▶ _To do_: Please report every line from the material that contains the word "Roloff".

▶ _Recorded data_:

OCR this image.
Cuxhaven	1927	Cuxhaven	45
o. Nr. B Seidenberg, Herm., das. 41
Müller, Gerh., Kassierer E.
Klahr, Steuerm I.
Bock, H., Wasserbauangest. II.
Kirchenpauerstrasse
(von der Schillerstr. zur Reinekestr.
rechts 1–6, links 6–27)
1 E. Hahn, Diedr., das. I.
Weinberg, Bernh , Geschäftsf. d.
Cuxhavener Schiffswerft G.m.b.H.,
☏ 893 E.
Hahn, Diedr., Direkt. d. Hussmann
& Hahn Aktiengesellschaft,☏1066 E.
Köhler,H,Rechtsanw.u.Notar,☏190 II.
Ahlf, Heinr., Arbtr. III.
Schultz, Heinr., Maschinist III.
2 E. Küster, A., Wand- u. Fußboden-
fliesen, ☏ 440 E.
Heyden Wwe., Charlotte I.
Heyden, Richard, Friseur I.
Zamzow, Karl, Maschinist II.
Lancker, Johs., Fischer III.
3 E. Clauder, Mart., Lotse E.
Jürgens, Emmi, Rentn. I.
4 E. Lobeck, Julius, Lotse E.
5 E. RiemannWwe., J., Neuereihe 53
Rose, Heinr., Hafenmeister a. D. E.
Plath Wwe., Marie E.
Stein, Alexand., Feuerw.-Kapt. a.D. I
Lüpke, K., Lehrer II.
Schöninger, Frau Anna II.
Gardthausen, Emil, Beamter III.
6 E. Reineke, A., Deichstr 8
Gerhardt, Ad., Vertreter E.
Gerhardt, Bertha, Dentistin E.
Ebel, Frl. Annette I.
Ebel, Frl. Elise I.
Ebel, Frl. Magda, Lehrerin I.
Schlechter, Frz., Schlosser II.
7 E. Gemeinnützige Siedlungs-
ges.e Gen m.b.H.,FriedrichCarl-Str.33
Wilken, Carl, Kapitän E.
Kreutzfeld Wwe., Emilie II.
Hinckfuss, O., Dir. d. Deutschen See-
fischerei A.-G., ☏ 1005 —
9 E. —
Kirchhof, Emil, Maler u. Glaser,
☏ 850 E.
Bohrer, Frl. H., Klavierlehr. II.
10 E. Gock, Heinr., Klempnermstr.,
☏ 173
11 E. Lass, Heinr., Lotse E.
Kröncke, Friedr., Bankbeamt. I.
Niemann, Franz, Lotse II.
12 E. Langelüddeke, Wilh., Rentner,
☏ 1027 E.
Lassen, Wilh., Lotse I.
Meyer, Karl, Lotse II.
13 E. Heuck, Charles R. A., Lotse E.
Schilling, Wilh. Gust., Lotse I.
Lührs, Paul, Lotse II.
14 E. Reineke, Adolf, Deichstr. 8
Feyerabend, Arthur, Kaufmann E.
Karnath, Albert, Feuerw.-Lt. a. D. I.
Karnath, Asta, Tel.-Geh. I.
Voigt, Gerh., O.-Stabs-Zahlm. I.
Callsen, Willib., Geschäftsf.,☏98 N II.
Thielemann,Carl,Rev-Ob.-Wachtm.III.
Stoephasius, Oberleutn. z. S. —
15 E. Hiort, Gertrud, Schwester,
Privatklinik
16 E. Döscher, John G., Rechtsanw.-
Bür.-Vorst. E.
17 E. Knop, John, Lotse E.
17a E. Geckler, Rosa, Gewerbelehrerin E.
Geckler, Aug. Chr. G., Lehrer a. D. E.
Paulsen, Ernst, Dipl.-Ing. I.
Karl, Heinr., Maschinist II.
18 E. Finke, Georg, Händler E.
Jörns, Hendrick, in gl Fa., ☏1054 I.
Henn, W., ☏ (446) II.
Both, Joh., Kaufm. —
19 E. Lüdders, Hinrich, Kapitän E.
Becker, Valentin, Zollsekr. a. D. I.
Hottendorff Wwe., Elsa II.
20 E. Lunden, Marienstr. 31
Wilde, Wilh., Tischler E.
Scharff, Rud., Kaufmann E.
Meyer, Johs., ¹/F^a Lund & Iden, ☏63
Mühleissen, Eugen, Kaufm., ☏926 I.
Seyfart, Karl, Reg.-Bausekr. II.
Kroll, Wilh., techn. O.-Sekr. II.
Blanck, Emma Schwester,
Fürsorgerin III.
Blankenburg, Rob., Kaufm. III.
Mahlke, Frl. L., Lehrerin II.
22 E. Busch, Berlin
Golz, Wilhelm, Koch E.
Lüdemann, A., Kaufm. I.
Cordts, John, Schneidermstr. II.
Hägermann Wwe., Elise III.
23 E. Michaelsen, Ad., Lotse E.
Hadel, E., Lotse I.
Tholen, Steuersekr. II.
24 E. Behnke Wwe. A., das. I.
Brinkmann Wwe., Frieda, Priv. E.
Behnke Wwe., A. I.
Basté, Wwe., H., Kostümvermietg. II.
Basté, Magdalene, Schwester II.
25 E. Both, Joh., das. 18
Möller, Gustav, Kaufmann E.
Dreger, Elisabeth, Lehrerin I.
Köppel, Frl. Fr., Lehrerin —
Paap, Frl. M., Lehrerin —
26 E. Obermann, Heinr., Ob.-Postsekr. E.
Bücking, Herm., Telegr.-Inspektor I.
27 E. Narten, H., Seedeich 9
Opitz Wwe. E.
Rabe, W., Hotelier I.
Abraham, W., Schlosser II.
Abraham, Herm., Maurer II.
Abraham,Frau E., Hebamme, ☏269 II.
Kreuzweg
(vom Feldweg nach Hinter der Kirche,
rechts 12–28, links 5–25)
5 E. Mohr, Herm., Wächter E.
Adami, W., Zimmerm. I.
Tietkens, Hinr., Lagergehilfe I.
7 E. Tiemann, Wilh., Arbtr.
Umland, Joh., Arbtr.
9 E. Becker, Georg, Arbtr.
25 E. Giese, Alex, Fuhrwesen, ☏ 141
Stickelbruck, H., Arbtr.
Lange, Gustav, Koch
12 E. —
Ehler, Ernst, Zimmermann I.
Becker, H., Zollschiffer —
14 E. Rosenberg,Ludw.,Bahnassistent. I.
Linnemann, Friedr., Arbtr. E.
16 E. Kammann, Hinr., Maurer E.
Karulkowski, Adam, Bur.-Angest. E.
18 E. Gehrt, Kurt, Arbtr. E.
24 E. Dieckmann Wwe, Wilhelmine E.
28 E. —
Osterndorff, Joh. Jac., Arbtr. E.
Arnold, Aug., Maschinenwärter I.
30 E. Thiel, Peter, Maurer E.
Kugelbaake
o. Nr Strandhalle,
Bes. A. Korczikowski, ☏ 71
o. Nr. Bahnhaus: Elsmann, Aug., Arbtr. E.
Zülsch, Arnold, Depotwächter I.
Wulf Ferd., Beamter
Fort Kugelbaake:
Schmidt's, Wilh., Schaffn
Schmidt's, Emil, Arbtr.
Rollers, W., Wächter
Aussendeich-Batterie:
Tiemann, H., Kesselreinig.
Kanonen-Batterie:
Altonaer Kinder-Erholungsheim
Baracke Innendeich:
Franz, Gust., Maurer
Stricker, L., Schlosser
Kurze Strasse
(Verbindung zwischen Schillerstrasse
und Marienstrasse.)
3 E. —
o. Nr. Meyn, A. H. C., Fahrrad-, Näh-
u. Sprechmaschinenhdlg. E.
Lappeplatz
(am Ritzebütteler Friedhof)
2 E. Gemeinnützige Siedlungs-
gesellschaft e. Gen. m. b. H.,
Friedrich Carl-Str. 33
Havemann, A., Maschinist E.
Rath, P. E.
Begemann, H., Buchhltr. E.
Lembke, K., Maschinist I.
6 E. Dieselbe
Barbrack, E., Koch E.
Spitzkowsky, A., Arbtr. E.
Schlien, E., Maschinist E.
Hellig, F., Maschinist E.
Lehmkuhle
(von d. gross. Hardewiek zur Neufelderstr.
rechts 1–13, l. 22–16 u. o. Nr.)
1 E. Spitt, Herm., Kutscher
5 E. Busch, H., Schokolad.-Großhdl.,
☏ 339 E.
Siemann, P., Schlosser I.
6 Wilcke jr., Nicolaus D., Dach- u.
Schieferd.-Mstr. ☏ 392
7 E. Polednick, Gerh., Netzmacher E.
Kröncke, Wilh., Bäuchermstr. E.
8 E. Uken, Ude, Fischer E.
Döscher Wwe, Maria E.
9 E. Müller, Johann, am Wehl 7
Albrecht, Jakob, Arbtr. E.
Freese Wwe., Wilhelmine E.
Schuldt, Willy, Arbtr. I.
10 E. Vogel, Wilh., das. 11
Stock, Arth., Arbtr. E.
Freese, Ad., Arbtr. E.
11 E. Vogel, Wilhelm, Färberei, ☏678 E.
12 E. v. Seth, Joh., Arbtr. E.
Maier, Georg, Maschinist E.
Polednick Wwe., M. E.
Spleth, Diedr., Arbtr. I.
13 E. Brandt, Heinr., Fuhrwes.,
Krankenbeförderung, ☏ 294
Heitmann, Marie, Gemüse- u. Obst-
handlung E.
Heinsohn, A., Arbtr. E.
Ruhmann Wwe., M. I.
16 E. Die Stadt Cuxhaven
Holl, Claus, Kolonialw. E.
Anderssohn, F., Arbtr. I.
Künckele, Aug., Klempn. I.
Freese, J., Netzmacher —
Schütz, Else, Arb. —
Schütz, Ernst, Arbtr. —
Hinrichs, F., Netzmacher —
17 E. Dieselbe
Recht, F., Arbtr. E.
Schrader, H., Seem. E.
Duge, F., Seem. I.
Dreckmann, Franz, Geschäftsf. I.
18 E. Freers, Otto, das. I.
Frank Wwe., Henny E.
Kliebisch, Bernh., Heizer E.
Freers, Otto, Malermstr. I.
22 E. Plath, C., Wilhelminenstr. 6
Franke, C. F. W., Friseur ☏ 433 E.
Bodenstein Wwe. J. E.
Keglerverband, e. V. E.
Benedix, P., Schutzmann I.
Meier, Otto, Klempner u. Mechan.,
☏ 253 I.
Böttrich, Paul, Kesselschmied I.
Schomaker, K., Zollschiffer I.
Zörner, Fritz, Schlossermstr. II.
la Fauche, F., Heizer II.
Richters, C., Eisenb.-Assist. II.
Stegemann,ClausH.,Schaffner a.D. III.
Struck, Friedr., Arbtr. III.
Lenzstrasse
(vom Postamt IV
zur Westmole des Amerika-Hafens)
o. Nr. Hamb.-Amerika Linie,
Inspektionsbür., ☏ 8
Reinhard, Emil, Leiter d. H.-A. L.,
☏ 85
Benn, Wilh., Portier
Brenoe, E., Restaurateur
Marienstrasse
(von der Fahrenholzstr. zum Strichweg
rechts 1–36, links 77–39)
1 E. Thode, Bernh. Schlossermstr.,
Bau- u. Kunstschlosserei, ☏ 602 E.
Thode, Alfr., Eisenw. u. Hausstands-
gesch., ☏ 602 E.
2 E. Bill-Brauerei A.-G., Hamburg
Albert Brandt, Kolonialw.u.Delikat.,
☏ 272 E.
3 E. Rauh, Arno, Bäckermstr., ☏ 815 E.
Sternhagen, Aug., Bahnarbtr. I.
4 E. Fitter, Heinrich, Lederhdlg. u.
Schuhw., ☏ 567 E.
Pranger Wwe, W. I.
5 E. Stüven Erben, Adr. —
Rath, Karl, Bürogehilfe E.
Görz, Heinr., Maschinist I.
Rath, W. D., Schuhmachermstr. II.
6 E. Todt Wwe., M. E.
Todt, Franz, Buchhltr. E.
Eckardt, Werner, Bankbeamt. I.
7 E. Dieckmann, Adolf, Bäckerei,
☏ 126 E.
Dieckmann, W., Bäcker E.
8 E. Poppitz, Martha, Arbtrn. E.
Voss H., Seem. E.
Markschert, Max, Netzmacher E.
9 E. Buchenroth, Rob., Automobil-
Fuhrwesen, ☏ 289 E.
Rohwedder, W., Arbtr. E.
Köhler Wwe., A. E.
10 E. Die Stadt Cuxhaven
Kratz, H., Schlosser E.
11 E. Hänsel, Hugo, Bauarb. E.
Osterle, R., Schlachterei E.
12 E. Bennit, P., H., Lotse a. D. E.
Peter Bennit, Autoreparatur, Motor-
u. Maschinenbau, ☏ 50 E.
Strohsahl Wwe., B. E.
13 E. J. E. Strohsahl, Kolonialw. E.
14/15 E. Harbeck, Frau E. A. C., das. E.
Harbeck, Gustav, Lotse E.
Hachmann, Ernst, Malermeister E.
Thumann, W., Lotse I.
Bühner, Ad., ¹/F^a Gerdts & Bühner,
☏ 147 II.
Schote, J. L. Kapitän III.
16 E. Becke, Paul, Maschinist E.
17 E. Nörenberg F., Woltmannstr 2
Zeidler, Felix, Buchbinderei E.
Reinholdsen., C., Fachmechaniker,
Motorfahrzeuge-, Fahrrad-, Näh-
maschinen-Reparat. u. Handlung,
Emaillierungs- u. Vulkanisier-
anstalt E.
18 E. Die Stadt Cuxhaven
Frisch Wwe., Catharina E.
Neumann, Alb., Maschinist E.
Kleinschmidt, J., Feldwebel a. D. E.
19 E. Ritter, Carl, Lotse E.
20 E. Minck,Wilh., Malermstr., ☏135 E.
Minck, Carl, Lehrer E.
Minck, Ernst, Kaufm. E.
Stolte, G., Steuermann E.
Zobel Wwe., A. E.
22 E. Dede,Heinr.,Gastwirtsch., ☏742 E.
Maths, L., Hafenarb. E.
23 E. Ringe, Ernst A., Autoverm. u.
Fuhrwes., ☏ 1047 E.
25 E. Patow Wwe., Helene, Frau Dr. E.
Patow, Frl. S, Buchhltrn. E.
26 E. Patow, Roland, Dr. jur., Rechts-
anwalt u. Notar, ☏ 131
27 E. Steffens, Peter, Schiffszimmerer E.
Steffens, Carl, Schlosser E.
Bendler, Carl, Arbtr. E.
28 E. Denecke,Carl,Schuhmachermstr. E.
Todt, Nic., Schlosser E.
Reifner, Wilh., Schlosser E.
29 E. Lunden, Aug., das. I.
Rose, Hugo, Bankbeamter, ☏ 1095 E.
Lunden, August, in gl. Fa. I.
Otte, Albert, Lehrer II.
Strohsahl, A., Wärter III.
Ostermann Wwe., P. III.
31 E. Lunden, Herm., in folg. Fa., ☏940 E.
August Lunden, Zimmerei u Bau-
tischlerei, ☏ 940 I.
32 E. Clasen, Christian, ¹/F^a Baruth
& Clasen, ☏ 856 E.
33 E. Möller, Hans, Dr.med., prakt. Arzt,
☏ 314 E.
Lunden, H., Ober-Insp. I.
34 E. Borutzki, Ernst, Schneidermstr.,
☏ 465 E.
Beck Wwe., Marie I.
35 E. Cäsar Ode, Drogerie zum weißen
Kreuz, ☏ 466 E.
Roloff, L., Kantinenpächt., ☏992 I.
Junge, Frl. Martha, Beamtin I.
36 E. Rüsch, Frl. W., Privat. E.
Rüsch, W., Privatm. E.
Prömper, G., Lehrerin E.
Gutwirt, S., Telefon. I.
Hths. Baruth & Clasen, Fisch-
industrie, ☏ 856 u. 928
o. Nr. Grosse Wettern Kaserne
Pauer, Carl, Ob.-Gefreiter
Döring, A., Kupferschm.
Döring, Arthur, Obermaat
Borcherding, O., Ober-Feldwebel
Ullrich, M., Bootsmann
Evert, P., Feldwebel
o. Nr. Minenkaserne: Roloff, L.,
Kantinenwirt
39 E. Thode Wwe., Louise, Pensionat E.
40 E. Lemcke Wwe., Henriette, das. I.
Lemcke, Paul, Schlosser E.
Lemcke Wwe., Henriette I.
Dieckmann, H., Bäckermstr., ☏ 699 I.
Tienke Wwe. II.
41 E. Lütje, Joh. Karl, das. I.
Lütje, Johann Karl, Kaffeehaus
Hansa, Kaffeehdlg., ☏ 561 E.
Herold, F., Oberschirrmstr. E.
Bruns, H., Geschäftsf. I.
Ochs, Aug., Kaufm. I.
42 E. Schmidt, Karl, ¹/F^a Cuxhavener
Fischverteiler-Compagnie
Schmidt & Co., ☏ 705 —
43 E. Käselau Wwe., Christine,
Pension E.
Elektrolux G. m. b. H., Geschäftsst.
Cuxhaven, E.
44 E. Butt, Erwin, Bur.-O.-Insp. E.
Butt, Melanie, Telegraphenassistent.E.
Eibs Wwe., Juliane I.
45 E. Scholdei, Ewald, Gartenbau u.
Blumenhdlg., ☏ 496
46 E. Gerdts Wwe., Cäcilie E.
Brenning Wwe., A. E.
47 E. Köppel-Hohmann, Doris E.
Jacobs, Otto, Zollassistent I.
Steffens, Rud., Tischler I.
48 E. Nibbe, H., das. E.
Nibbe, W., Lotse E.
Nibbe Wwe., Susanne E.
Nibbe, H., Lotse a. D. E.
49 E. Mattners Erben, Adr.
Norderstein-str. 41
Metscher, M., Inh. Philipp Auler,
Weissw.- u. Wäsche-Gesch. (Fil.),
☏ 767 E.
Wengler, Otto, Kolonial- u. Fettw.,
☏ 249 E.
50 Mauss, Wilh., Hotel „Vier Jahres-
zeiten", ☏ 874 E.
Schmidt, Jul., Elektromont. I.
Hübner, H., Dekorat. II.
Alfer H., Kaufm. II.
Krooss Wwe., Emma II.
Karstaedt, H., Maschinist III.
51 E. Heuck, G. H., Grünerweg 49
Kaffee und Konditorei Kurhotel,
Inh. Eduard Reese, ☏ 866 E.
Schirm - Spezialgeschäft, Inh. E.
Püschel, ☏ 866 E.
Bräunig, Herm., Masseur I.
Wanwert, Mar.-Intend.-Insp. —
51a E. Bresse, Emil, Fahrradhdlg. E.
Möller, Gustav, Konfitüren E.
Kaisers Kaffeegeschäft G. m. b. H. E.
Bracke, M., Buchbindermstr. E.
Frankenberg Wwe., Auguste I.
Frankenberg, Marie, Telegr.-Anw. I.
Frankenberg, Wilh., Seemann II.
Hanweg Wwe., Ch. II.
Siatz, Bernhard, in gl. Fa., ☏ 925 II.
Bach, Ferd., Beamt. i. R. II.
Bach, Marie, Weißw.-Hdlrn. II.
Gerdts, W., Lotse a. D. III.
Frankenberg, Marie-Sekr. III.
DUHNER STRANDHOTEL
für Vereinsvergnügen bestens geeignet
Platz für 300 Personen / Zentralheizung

▶ _Result of the exercise_:
Roloff, L., Kantinenpächt., ☏992 I.
o. Nr. Minenkaserne: Roloff, L.,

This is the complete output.